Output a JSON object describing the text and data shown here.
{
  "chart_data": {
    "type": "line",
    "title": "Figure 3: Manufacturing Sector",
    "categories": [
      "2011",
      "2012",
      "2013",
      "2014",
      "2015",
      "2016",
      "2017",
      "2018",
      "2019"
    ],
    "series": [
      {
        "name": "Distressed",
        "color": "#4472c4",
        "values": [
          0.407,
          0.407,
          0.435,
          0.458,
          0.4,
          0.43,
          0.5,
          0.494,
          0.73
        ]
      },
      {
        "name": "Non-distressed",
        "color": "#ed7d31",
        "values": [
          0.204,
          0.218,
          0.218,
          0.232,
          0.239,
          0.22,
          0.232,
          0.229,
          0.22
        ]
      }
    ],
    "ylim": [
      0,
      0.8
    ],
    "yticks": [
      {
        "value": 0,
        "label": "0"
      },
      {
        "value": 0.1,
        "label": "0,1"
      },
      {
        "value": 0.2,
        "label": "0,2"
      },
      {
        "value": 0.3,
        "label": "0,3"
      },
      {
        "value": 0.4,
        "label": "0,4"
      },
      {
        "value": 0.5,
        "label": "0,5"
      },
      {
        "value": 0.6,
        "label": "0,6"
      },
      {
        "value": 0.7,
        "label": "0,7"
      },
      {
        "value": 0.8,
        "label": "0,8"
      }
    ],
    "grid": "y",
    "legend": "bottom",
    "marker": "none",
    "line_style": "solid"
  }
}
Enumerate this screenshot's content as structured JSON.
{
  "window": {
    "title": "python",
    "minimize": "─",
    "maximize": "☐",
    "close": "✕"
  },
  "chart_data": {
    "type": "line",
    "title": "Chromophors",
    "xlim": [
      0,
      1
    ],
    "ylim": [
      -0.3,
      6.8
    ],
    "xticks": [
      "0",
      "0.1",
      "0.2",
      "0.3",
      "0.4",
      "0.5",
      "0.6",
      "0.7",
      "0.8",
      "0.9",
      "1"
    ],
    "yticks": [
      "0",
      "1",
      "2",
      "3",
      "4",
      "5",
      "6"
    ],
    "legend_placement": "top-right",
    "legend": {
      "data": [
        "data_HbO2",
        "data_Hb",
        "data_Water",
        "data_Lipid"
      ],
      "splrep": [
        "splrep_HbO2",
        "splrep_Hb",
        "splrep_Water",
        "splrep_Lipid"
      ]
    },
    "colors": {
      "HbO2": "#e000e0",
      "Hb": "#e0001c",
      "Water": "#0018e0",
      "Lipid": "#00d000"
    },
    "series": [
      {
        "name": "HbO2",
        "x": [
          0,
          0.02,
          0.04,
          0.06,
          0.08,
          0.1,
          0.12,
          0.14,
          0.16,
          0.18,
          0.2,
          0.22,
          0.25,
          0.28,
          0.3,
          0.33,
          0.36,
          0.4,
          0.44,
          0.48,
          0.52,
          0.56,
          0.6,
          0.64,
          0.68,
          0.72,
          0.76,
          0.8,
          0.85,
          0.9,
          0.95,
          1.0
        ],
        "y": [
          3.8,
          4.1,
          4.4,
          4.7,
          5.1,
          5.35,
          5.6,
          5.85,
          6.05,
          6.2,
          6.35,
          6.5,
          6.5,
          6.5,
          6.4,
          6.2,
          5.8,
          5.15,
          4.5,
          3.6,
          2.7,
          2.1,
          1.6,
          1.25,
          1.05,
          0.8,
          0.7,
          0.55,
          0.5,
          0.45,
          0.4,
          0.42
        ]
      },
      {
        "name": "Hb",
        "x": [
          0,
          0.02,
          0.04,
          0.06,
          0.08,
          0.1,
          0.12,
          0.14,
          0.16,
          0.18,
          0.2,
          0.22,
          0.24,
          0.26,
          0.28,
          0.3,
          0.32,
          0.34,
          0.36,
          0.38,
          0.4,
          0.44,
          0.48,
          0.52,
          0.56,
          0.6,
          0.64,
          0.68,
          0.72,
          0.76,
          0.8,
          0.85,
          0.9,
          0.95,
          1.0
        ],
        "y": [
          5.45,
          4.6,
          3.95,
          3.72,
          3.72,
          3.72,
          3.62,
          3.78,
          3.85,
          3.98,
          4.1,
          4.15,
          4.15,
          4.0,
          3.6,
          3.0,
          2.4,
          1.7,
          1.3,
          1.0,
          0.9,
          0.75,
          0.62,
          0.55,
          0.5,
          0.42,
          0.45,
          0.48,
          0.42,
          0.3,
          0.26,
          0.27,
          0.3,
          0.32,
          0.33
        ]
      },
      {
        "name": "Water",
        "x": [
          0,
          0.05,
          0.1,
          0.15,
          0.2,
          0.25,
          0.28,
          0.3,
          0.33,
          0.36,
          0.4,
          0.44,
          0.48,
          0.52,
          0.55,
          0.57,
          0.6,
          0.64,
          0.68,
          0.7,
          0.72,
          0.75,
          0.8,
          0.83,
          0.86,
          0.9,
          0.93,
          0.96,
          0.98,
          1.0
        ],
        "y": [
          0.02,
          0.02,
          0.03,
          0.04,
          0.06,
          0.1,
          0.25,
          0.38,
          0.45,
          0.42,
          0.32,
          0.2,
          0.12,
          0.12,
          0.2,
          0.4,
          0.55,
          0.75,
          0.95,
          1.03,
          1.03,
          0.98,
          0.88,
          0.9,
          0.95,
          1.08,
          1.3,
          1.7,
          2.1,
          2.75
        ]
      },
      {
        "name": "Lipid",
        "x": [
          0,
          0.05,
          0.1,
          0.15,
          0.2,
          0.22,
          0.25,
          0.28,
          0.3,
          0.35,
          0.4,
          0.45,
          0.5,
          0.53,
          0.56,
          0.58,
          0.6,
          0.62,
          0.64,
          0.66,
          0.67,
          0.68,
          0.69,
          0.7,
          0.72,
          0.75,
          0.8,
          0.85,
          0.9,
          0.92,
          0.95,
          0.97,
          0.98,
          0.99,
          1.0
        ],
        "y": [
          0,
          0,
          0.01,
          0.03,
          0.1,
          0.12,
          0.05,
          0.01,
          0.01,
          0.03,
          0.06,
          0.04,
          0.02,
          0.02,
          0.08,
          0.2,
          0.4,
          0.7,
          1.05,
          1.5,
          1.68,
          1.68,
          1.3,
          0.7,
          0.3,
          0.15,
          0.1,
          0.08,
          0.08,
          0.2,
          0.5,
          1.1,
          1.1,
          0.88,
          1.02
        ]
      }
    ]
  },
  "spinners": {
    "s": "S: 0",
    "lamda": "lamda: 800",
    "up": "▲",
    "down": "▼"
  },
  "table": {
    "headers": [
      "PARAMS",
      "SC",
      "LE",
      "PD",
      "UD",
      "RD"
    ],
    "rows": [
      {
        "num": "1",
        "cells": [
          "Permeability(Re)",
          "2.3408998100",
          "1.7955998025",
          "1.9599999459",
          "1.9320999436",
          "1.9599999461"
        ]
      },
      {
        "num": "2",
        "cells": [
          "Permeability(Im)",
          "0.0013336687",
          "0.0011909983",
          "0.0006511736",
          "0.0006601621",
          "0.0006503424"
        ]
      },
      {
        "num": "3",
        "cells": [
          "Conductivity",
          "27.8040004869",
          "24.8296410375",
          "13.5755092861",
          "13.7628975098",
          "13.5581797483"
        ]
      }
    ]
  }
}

**What is asked**
Extract the entries above verbatim.

**In response**
Output a JSON object describing the text and data shown here.
{
  "chart_data": {
    "type": "line",
    "title": "Figure 3: Manufacturing Sector",
    "categories": [
      "2011",
      "2012",
      "2013",
      "2014",
      "2015",
      "2016",
      "2017",
      "2018",
      "2019"
    ],
    "series": [
      {
        "name": "Distressed",
        "color": "#4472c4",
        "values": [
          0.407,
          0.407,
          0.435,
          0.458,
          0.4,
          0.43,
          0.5,
          0.494,
          0.73
        ]
      },
      {
        "name": "Non-distressed",
        "color": "#ed7d31",
        "values": [
          0.204,
          0.218,
          0.218,
          0.232,
          0.239,
          0.22,
          0.232,
          0.229,
          0.22
        ]
      }
    ],
    "ylim": [
      0,
      0.8
    ],
    "yticks": [
      {
        "value": 0,
        "label": "0"
      },
      {
        "value": 0.1,
        "label": "0,1"
      },
      {
        "value": 0.2,
        "label": "0,2"
      },
      {
        "value": 0.3,
        "label": "0,3"
      },
      {
        "value": 0.4,
        "label": "0,4"
      },
      {
        "value": 0.5,
        "label": "0,5"
      },
      {
        "value": 0.6,
        "label": "0,6"
      },
      {
        "value": 0.7,
        "label": "0,7"
      },
      {
        "value": 0.8,
        "label": "0,8"
      }
    ],
    "grid": "y",
    "legend": "bottom",
    "marker": "none",
    "line_style": "solid"
  }
}
Enumerate this screenshot's content as structured JSON.
{
  "window": {
    "title": "python",
    "minimize": "─",
    "maximize": "☐",
    "close": "✕"
  },
  "chart_data": {
    "type": "line",
    "title": "Chromophors",
    "xlim": [
      0,
      1
    ],
    "ylim": [
      -0.3,
      6.8
    ],
    "xticks": [
      "0",
      "0.1",
      "0.2",
      "0.3",
      "0.4",
      "0.5",
      "0.6",
      "0.7",
      "0.8",
      "0.9",
      "1"
    ],
    "yticks": [
      "0",
      "1",
      "2",
      "3",
      "4",
      "5",
      "6"
    ],
    "legend_placement": "top-right",
    "legend": {
      "data": [
        "data_HbO2",
        "data_Hb",
        "data_Water",
        "data_Lipid"
      ],
      "splrep": [
        "splrep_HbO2",
        "splrep_Hb",
        "splrep_Water",
        "splrep_Lipid"
      ]
    },
    "colors": {
      "HbO2": "#e000e0",
      "Hb": "#e0001c",
      "Water": "#0018e0",
      "Lipid": "#00d000"
    },
    "series": [
      {
        "name": "HbO2",
        "x": [
          0,
          0.02,
          0.04,
          0.06,
          0.08,
          0.1,
          0.12,
          0.14,
          0.16,
          0.18,
          0.2,
          0.22,
          0.25,
          0.28,
          0.3,
          0.33,
          0.36,
          0.4,
          0.44,
          0.48,
          0.52,
          0.56,
          0.6,
          0.64,
          0.68,
          0.72,
          0.76,
          0.8,
          0.85,
          0.9,
          0.95,
          1.0
        ],
        "y": [
          3.8,
          4.1,
          4.4,
          4.7,
          5.1,
          5.35,
          5.6,
          5.85,
          6.05,
          6.2,
          6.35,
          6.5,
          6.5,
          6.5,
          6.4,
          6.2,
          5.8,
          5.15,
          4.5,
          3.6,
          2.7,
          2.1,
          1.6,
          1.25,
          1.05,
          0.8,
          0.7,
          0.55,
          0.5,
          0.45,
          0.4,
          0.42
        ]
      },
      {
        "name": "Hb",
        "x": [
          0,
          0.02,
          0.04,
          0.06,
          0.08,
          0.1,
          0.12,
          0.14,
          0.16,
          0.18,
          0.2,
          0.22,
          0.24,
          0.26,
          0.28,
          0.3,
          0.32,
          0.34,
          0.36,
          0.38,
          0.4,
          0.44,
          0.48,
          0.52,
          0.56,
          0.6,
          0.64,
          0.68,
          0.72,
          0.76,
          0.8,
          0.85,
          0.9,
          0.95,
          1.0
        ],
        "y": [
          5.45,
          4.6,
          3.95,
          3.72,
          3.72,
          3.72,
          3.62,
          3.78,
          3.85,
          3.98,
          4.1,
          4.15,
          4.15,
          4.0,
          3.6,
          3.0,
          2.4,
          1.7,
          1.3,
          1.0,
          0.9,
          0.75,
          0.62,
          0.55,
          0.5,
          0.42,
          0.45,
          0.48,
          0.42,
          0.3,
          0.26,
          0.27,
          0.3,
          0.32,
          0.33
        ]
      },
      {
        "name": "Water",
        "x": [
          0,
          0.05,
          0.1,
          0.15,
          0.2,
          0.25,
          0.28,
          0.3,
          0.33,
          0.36,
          0.4,
          0.44,
          0.48,
          0.52,
          0.55,
          0.57,
          0.6,
          0.64,
          0.68,
          0.7,
          0.72,
          0.75,
          0.8,
          0.83,
          0.86,
          0.9,
          0.93,
          0.96,
          0.98,
          1.0
        ],
        "y": [
          0.02,
          0.02,
          0.03,
          0.04,
          0.06,
          0.1,
          0.25,
          0.38,
          0.45,
          0.42,
          0.32,
          0.2,
          0.12,
          0.12,
          0.2,
          0.4,
          0.55,
          0.75,
          0.95,
          1.03,
          1.03,
          0.98,
          0.88,
          0.9,
          0.95,
          1.08,
          1.3,
          1.7,
          2.1,
          2.75
        ]
      },
      {
        "name": "Lipid",
        "x": [
          0,
          0.05,
          0.1,
          0.15,
          0.2,
          0.22,
          0.25,
          0.28,
          0.3,
          0.35,
          0.4,
          0.45,
          0.5,
          0.53,
          0.56,
          0.58,
          0.6,
          0.62,
          0.64,
          0.66,
          0.67,
          0.68,
          0.69,
          0.7,
          0.72,
          0.75,
          0.8,
          0.85,
          0.9,
          0.92,
          0.95,
          0.97,
          0.98,
          0.99,
          1.0
        ],
        "y": [
          0,
          0,
          0.01,
          0.03,
          0.1,
          0.12,
          0.05,
          0.01,
          0.01,
          0.03,
          0.06,
          0.04,
          0.02,
          0.02,
          0.08,
          0.2,
          0.4,
          0.7,
          1.05,
          1.5,
          1.68,
          1.68,
          1.3,
          0.7,
          0.3,
          0.15,
          0.1,
          0.08,
          0.08,
          0.2,
          0.5,
          1.1,
          1.1,
          0.88,
          1.02
        ]
      }
    ]
  },
  "spinners": {
    "s": "S: 0",
    "lamda": "lamda: 800",
    "up": "▲",
    "down": "▼"
  },
  "table": {
    "headers": [
      "PARAMS",
      "SC",
      "LE",
      "PD",
      "UD",
      "RD"
    ],
    "rows": [
      {
        "num": "1",
        "cells": [
          "Permeability(Re)",
          "2.3408998100",
          "1.7955998025",
          "1.9599999459",
          "1.9320999436",
          "1.9599999461"
        ]
      },
      {
        "num": "2",
        "cells": [
          "Permeability(Im)",
          "0.0013336687",
          "0.0011909983",
          "0.0006511736",
          "0.0006601621",
          "0.0006503424"
        ]
      },
      {
        "num": "3",
        "cells": [
          "Conductivity",
          "27.8040004869",
          "24.8296410375",
          "13.5755092861",
          "13.7628975098",
          "13.5581797483"
        ]
      }
    ]
  }
}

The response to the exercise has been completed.